• INSTRUCTIONS FOR THE TASK: Pictures do not belong in the copy; restate the records below word for word.

────────

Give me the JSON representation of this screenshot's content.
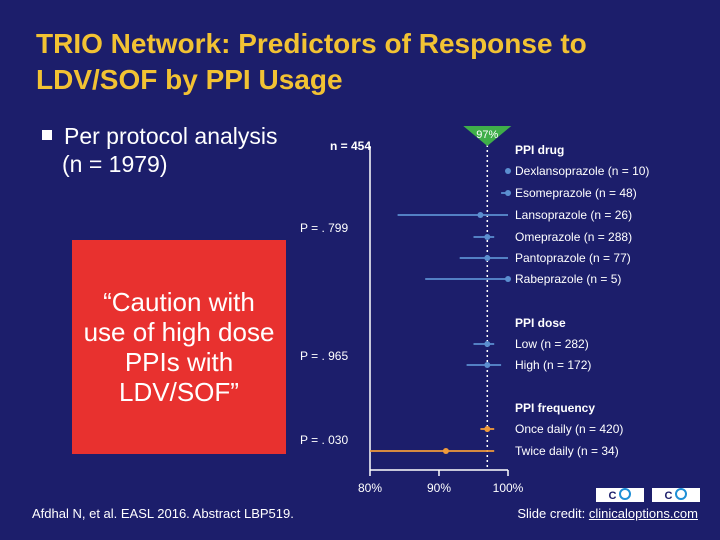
{
  "slide": {
    "title_line1": "TRIO Network: Predictors of Response to",
    "title_line2": "LDV/SOF by PPI Usage",
    "bullet": "Per protocol analysis",
    "bullet_sub": "(n = 1979)",
    "quote": "“Caution with use of high dose PPIs with LDV/SOF”",
    "citation": "Afdhal N, et al. EASL 2016. Abstract LBP519.",
    "credit_prefix": "Slide credit: ",
    "credit_link": "clinicaloptions.com"
  },
  "colors": {
    "background": "#1c1e6b",
    "title": "#f2c233",
    "quote_box": "#e8312f",
    "blue_series": "#5b8fd0",
    "orange_series": "#f09a3a",
    "reference_marker": "#3fae49"
  },
  "chart_data": {
    "type": "forest",
    "n_label": "n = 454",
    "reference": {
      "value": 97,
      "label": "97%"
    },
    "x_ticks": [
      {
        "value": 80,
        "label": "80%"
      },
      {
        "value": 90,
        "label": "90%"
      },
      {
        "value": 100,
        "label": "100%"
      }
    ],
    "xlim": [
      80,
      100
    ],
    "groups": [
      {
        "header": "PPI drug",
        "p_label": "P = . 799",
        "color": "#5b8fd0",
        "rows": [
          {
            "label": "Dexlansoprazole (n = 10)",
            "estimate": 100,
            "ci": [
              100,
              100
            ]
          },
          {
            "label": "Esomeprazole (n = 48)",
            "estimate": 100,
            "ci": [
              99,
              100
            ]
          },
          {
            "label": "Lansoprazole (n = 26)",
            "estimate": 96,
            "ci": [
              84,
              100
            ]
          },
          {
            "label": "Omeprazole (n = 288)",
            "estimate": 97,
            "ci": [
              95,
              98
            ]
          },
          {
            "label": "Pantoprazole (n = 77)",
            "estimate": 97,
            "ci": [
              93,
              100
            ]
          },
          {
            "label": "Rabeprazole (n = 5)",
            "estimate": 100,
            "ci": [
              88,
              100
            ]
          }
        ]
      },
      {
        "header": "PPI dose",
        "p_label": "P = . 965",
        "color": "#5b8fd0",
        "rows": [
          {
            "label": "Low (n = 282)",
            "estimate": 97,
            "ci": [
              95,
              98
            ]
          },
          {
            "label": "High (n = 172)",
            "estimate": 97,
            "ci": [
              94,
              99
            ]
          }
        ]
      },
      {
        "header": "PPI frequency",
        "p_label": "P = . 030",
        "color": "#f09a3a",
        "rows": [
          {
            "label": "Once daily (n = 420)",
            "estimate": 97,
            "ci": [
              96,
              98
            ]
          },
          {
            "label": "Twice daily (n = 34)",
            "estimate": 91,
            "ci": [
              80,
              98
            ]
          }
        ]
      }
    ]
  }
}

────────

• RESULT BELOW:
Give me the JSON representation of this screenshot's content.
{
  "slide": {
    "title_line1": "TRIO Network: Predictors of Response to",
    "title_line2": "LDV/SOF by PPI Usage",
    "bullet": "Per protocol analysis",
    "bullet_sub": "(n = 1979)",
    "quote": "“Caution with use of high dose PPIs with LDV/SOF”",
    "citation": "Afdhal N, et al. EASL 2016. Abstract LBP519.",
    "credit_prefix": "Slide credit: ",
    "credit_link": "clinicaloptions.com"
  },
  "colors": {
    "background": "#1c1e6b",
    "title": "#f2c233",
    "quote_box": "#e8312f",
    "blue_series": "#5b8fd0",
    "orange_series": "#f09a3a",
    "reference_marker": "#3fae49"
  },
  "chart_data": {
    "type": "forest",
    "n_label": "n = 454",
    "reference": {
      "value": 97,
      "label": "97%"
    },
    "x_ticks": [
      {
        "value": 80,
        "label": "80%"
      },
      {
        "value": 90,
        "label": "90%"
      },
      {
        "value": 100,
        "label": "100%"
      }
    ],
    "xlim": [
      80,
      100
    ],
    "groups": [
      {
        "header": "PPI drug",
        "p_label": "P = . 799",
        "color": "#5b8fd0",
        "rows": [
          {
            "label": "Dexlansoprazole (n = 10)",
            "estimate": 100,
            "ci": [
              100,
              100
            ]
          },
          {
            "label": "Esomeprazole (n = 48)",
            "estimate": 100,
            "ci": [
              99,
              100
            ]
          },
          {
            "label": "Lansoprazole (n = 26)",
            "estimate": 96,
            "ci": [
              84,
              100
            ]
          },
          {
            "label": "Omeprazole (n = 288)",
            "estimate": 97,
            "ci": [
              95,
              98
            ]
          },
          {
            "label": "Pantoprazole (n = 77)",
            "estimate": 97,
            "ci": [
              93,
              100
            ]
          },
          {
            "label": "Rabeprazole (n = 5)",
            "estimate": 100,
            "ci": [
              88,
              100
            ]
          }
        ]
      },
      {
        "header": "PPI dose",
        "p_label": "P = . 965",
        "color": "#5b8fd0",
        "rows": [
          {
            "label": "Low (n = 282)",
            "estimate": 97,
            "ci": [
              95,
              98
            ]
          },
          {
            "label": "High (n = 172)",
            "estimate": 97,
            "ci": [
              94,
              99
            ]
          }
        ]
      },
      {
        "header": "PPI frequency",
        "p_label": "P = . 030",
        "color": "#f09a3a",
        "rows": [
          {
            "label": "Once daily (n = 420)",
            "estimate": 97,
            "ci": [
              96,
              98
            ]
          },
          {
            "label": "Twice daily (n = 34)",
            "estimate": 91,
            "ci": [
              80,
              98
            ]
          }
        ]
      }
    ]
  }
}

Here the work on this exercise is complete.